*Instructions to follow*
Your task is to transcribe all of the data below exactly, omitting the images.

*The records*
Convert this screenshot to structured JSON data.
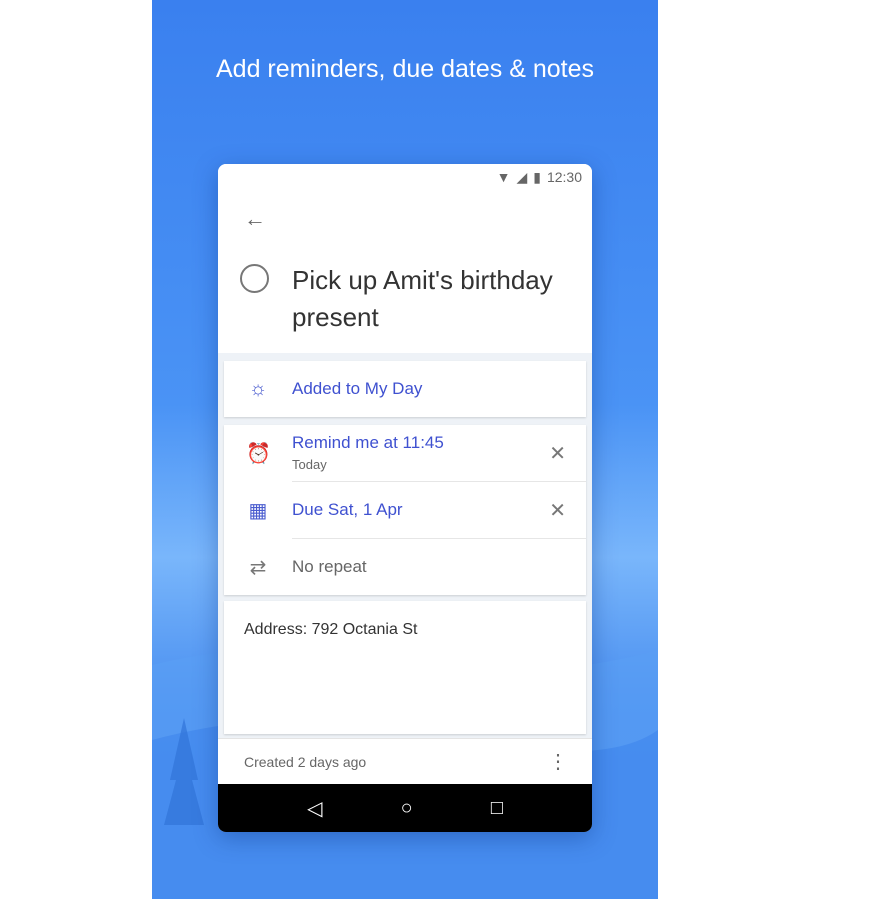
{
  "headline": "Add reminders, due dates & notes",
  "status": {
    "time": "12:30"
  },
  "task": {
    "title": "Pick up Amit's birthday present"
  },
  "my_day": {
    "label": "Added to My Day"
  },
  "reminder": {
    "label": "Remind me at 11:45",
    "sub": "Today"
  },
  "due": {
    "label": "Due Sat, 1 Apr"
  },
  "repeat": {
    "label": "No repeat"
  },
  "note": {
    "text": "Address: 792 Octania St"
  },
  "footer": {
    "created": "Created 2 days ago"
  },
  "colors": {
    "accent": "#3f51d0",
    "background": "#3a80ef"
  }
}
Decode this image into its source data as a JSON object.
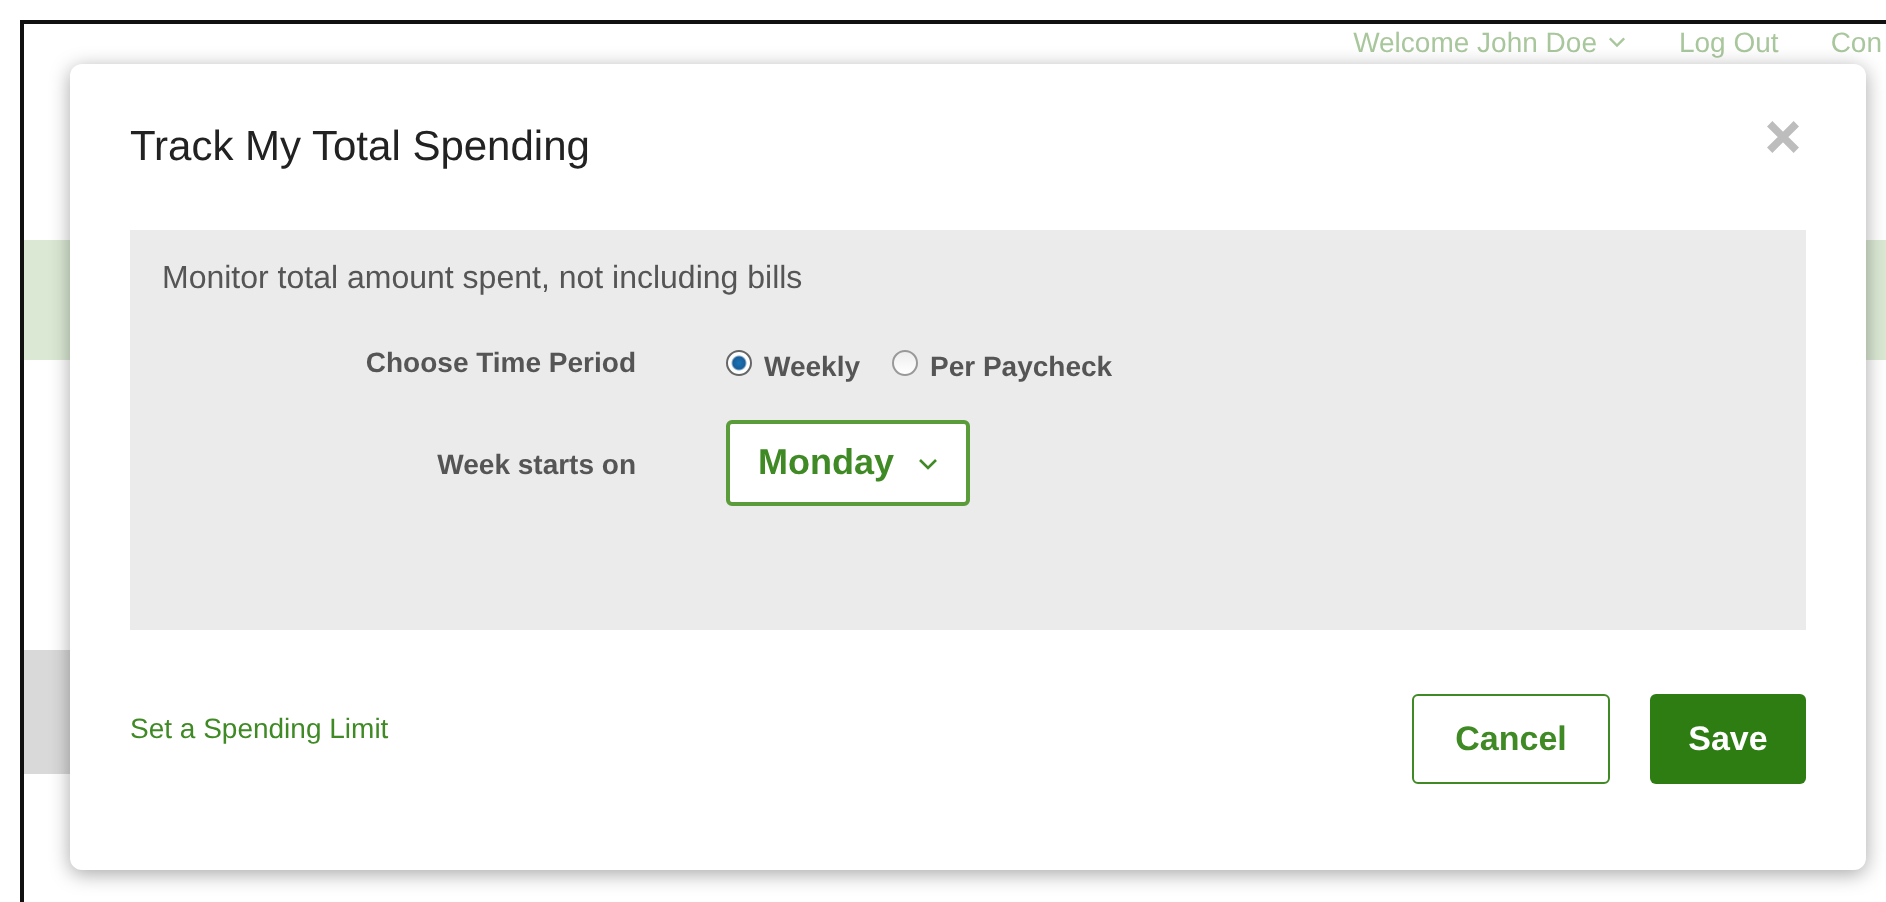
{
  "background_page": {
    "header_links": [
      {
        "label": "Welcome John Doe",
        "kind": "menu"
      },
      {
        "label": "Log Out",
        "kind": "link"
      },
      {
        "label": "Con",
        "kind": "link"
      }
    ]
  },
  "dialog": {
    "title": "Track My Total Spending",
    "description": "Monitor total amount spent, not including bills",
    "fields": [
      {
        "label": "Choose Time Period",
        "kind": "radio",
        "options": [
          {
            "label": "Weekly",
            "selected": true
          },
          {
            "label": "Per Paycheck",
            "selected": false
          }
        ]
      },
      {
        "label": "Week starts on",
        "kind": "select",
        "value": "Monday"
      }
    ],
    "link": "Set a Spending Limit",
    "buttons": [
      {
        "label": "Cancel",
        "kind": "secondary"
      },
      {
        "label": "Save",
        "kind": "primary"
      }
    ]
  }
}
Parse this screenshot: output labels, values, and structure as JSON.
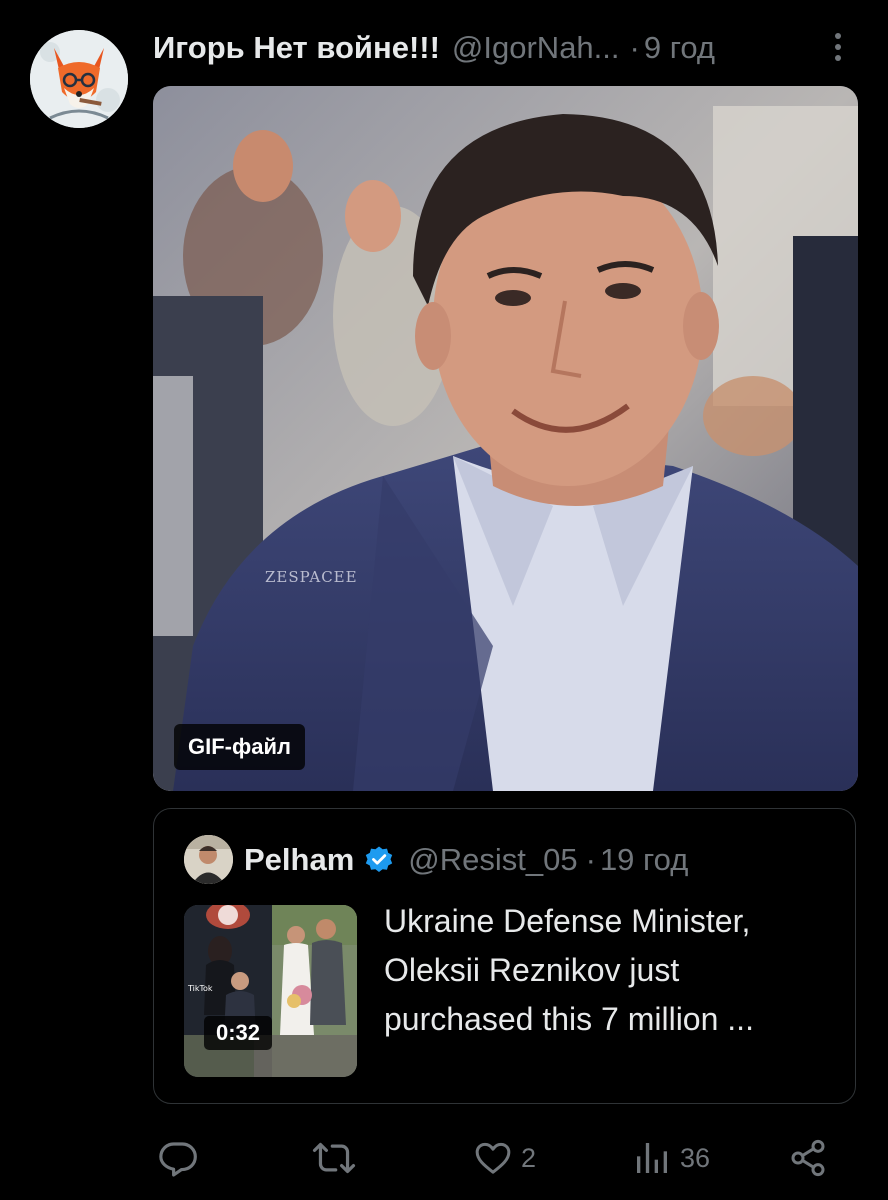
{
  "tweet": {
    "author_name": "Игорь Нет войне!!!",
    "author_handle": "@IgorNah...",
    "separator": "·",
    "time": "9 год",
    "media": {
      "badge": "GIF-файл",
      "watermark": "ZESPACEE"
    }
  },
  "quote": {
    "author_name": "Pelham",
    "author_handle": "@Resist_05",
    "separator": "·",
    "time": "19 год",
    "text_lines": [
      "Ukraine Defense Minister,",
      "Oleksii Reznikov just",
      "purchased this 7 million ..."
    ],
    "thumbnail": {
      "duration": "0:32",
      "tiktok_label": "TikTok"
    }
  },
  "actions": {
    "reply": {
      "icon": "reply-icon",
      "count": ""
    },
    "retweet": {
      "icon": "retweet-icon",
      "count": ""
    },
    "like": {
      "icon": "heart-icon",
      "count": "2"
    },
    "views": {
      "icon": "analytics-icon",
      "count": "36"
    },
    "share": {
      "icon": "share-icon"
    }
  },
  "colors": {
    "background": "#000000",
    "text_primary": "#e7e9ea",
    "text_secondary": "#71767b",
    "border": "#2f3336",
    "verified": "#1d9bf0"
  }
}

*Answer*
Convert this screenshot to structured JSON data.
{
  "headline": "Add reminders, due dates & notes",
  "status": {
    "time": "12:30"
  },
  "task": {
    "title": "Pick up Amit's birthday present"
  },
  "my_day": {
    "label": "Added to My Day"
  },
  "reminder": {
    "label": "Remind me at 11:45",
    "sub": "Today"
  },
  "due": {
    "label": "Due Sat, 1 Apr"
  },
  "repeat": {
    "label": "No repeat"
  },
  "note": {
    "text": "Address: 792 Octania St"
  },
  "footer": {
    "created": "Created 2 days ago"
  },
  "colors": {
    "accent": "#3f51d0",
    "background": "#3a80ef"
  }
}
Decode this image into its source data as a JSON object.
{
  "background_page": {
    "header_links": [
      {
        "label": "Welcome John Doe",
        "kind": "menu"
      },
      {
        "label": "Log Out",
        "kind": "link"
      },
      {
        "label": "Con",
        "kind": "link"
      }
    ]
  },
  "dialog": {
    "title": "Track My Total Spending",
    "description": "Monitor total amount spent, not including bills",
    "fields": [
      {
        "label": "Choose Time Period",
        "kind": "radio",
        "options": [
          {
            "label": "Weekly",
            "selected": true
          },
          {
            "label": "Per Paycheck",
            "selected": false
          }
        ]
      },
      {
        "label": "Week starts on",
        "kind": "select",
        "value": "Monday"
      }
    ],
    "link": "Set a Spending Limit",
    "buttons": [
      {
        "label": "Cancel",
        "kind": "secondary"
      },
      {
        "label": "Save",
        "kind": "primary"
      }
    ]
  }
}
Parse this screenshot: output labels, values, and structure as JSON.
{
  "tweet": {
    "author_name": "Игорь Нет войне!!!",
    "author_handle": "@IgorNah...",
    "separator": "·",
    "time": "9 год",
    "media": {
      "badge": "GIF-файл",
      "watermark": "ZESPACEE"
    }
  },
  "quote": {
    "author_name": "Pelham",
    "author_handle": "@Resist_05",
    "separator": "·",
    "time": "19 год",
    "text_lines": [
      "Ukraine Defense Minister,",
      "Oleksii Reznikov just",
      "purchased this 7 million ..."
    ],
    "thumbnail": {
      "duration": "0:32",
      "tiktok_label": "TikTok"
    }
  },
  "actions": {
    "reply": {
      "icon": "reply-icon",
      "count": ""
    },
    "retweet": {
      "icon": "retweet-icon",
      "count": ""
    },
    "like": {
      "icon": "heart-icon",
      "count": "2"
    },
    "views": {
      "icon": "analytics-icon",
      "count": "36"
    },
    "share": {
      "icon": "share-icon"
    }
  },
  "colors": {
    "background": "#000000",
    "text_primary": "#e7e9ea",
    "text_secondary": "#71767b",
    "border": "#2f3336",
    "verified": "#1d9bf0"
  }
}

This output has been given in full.